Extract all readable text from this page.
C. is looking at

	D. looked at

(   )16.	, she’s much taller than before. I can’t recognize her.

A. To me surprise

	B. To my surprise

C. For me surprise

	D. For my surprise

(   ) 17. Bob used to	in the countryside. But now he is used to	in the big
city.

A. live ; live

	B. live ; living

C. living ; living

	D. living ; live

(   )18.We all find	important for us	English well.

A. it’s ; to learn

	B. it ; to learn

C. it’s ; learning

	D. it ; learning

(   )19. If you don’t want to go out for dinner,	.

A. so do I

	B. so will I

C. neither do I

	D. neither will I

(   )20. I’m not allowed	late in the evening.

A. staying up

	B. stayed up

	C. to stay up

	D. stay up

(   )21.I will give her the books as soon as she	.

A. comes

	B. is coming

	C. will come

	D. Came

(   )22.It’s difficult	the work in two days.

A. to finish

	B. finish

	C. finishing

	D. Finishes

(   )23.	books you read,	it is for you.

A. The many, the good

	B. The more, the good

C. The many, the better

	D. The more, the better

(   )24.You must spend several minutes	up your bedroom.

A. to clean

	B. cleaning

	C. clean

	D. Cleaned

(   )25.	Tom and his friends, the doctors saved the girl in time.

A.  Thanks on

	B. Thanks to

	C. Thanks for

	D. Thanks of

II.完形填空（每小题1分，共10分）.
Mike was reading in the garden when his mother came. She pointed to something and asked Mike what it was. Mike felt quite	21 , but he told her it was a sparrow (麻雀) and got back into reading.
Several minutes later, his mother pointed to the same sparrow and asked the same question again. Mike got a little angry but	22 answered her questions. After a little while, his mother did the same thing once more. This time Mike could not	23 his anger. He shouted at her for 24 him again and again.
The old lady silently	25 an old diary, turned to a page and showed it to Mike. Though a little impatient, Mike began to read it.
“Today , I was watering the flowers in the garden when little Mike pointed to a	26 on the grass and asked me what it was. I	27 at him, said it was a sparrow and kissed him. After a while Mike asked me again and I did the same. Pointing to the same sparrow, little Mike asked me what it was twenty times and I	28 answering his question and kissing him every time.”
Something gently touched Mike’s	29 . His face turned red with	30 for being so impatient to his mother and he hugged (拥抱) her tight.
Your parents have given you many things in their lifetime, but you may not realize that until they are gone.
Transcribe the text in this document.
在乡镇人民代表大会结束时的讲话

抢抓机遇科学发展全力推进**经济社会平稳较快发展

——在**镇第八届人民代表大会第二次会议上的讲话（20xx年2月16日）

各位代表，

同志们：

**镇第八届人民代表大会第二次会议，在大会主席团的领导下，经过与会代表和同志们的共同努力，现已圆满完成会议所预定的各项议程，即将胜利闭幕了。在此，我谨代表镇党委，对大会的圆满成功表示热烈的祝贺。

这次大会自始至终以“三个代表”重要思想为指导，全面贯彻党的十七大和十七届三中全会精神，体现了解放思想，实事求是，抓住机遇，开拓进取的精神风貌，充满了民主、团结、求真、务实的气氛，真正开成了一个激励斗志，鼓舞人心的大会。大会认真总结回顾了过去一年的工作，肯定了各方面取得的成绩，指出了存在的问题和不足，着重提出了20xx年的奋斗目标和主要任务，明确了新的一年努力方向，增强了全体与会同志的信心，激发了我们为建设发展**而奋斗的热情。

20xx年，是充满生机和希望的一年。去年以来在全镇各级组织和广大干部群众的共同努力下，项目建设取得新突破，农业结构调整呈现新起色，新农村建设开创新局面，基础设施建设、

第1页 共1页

Brief
Give the count of lines in the listing that hold the word "while", with no other text.

Solution for this task
2